** begin **

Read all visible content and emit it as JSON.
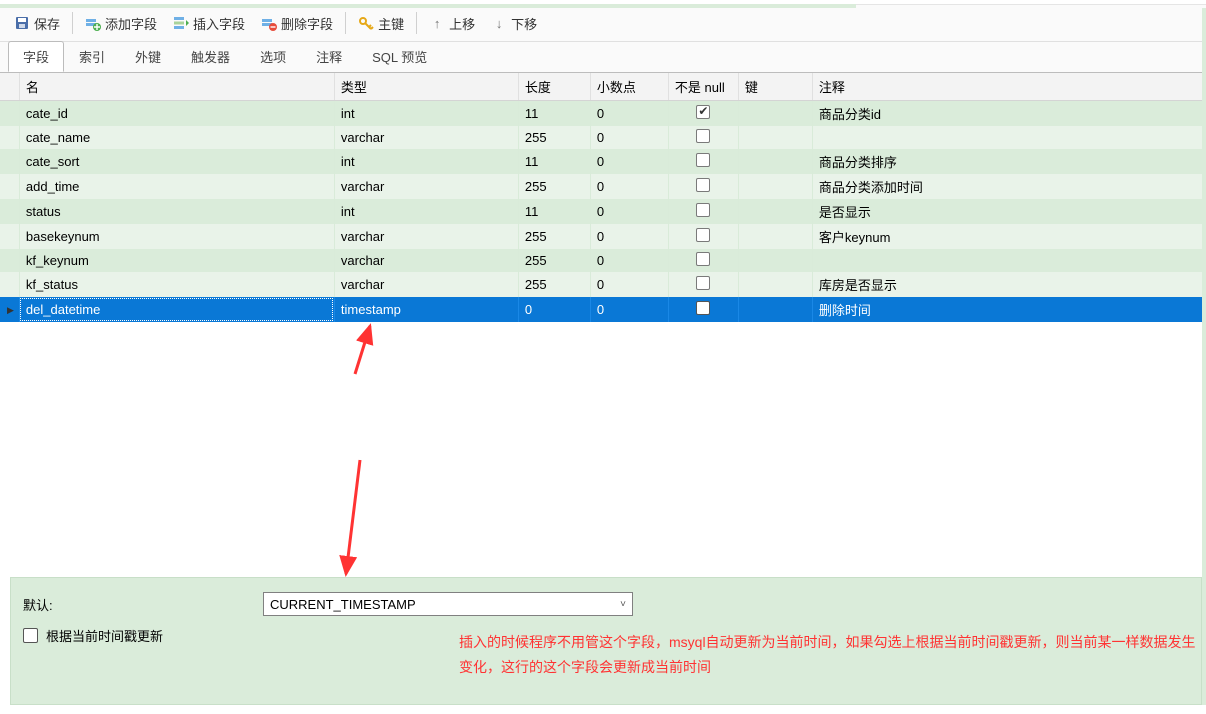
{
  "toolbar": {
    "save": "保存",
    "add_field": "添加字段",
    "insert_field": "插入字段",
    "delete_field": "删除字段",
    "primary_key": "主键",
    "move_up": "上移",
    "move_down": "下移"
  },
  "tabs": {
    "fields": "字段",
    "indexes": "索引",
    "foreign_keys": "外键",
    "triggers": "触发器",
    "options": "选项",
    "comment": "注释",
    "sql_preview": "SQL 预览"
  },
  "columns": {
    "name": "名",
    "type": "类型",
    "length": "长度",
    "decimals": "小数点",
    "not_null": "不是 null",
    "key": "键",
    "comment": "注释"
  },
  "rows": [
    {
      "name": "cate_id",
      "type": "int",
      "length": "11",
      "decimals": "0",
      "not_null": true,
      "key": "",
      "comment": "商品分类id"
    },
    {
      "name": "cate_name",
      "type": "varchar",
      "length": "255",
      "decimals": "0",
      "not_null": false,
      "key": "",
      "comment": ""
    },
    {
      "name": "cate_sort",
      "type": "int",
      "length": "11",
      "decimals": "0",
      "not_null": false,
      "key": "",
      "comment": "商品分类排序"
    },
    {
      "name": "add_time",
      "type": "varchar",
      "length": "255",
      "decimals": "0",
      "not_null": false,
      "key": "",
      "comment": "商品分类添加时间"
    },
    {
      "name": "status",
      "type": "int",
      "length": "11",
      "decimals": "0",
      "not_null": false,
      "key": "",
      "comment": "是否显示"
    },
    {
      "name": "basekeynum",
      "type": "varchar",
      "length": "255",
      "decimals": "0",
      "not_null": false,
      "key": "",
      "comment": "客户keynum"
    },
    {
      "name": "kf_keynum",
      "type": "varchar",
      "length": "255",
      "decimals": "0",
      "not_null": false,
      "key": "",
      "comment": ""
    },
    {
      "name": "kf_status",
      "type": "varchar",
      "length": "255",
      "decimals": "0",
      "not_null": false,
      "key": "",
      "comment": "库房是否显示"
    },
    {
      "name": "del_datetime",
      "type": "timestamp",
      "length": "0",
      "decimals": "0",
      "not_null": false,
      "key": "",
      "comment": "删除时间"
    }
  ],
  "selected_index": 8,
  "panel": {
    "default_label": "默认:",
    "default_value": "CURRENT_TIMESTAMP",
    "update_on_ts": "根据当前时间戳更新"
  },
  "annotation": "插入的时候程序不用管这个字段，msyql自动更新为当前时间，如果勾选上根据当前时间戳更新，则当前某一样数据发生变化，这行的这个字段会更新成当前时间"
}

** end **

| BRIEF |
Filter the records above for "name" and copy every matching line.

| WRITTEN ANSWER |
    "name": "名",
      "name": "cate_id",
      "name": "cate_name",
      "name": "cate_sort",
      "name": "add_time",
      "name": "status",
      "name": "basekeynum",
      "name": "kf_keynum",
      "name": "kf_status",
      "name": "del_datetime",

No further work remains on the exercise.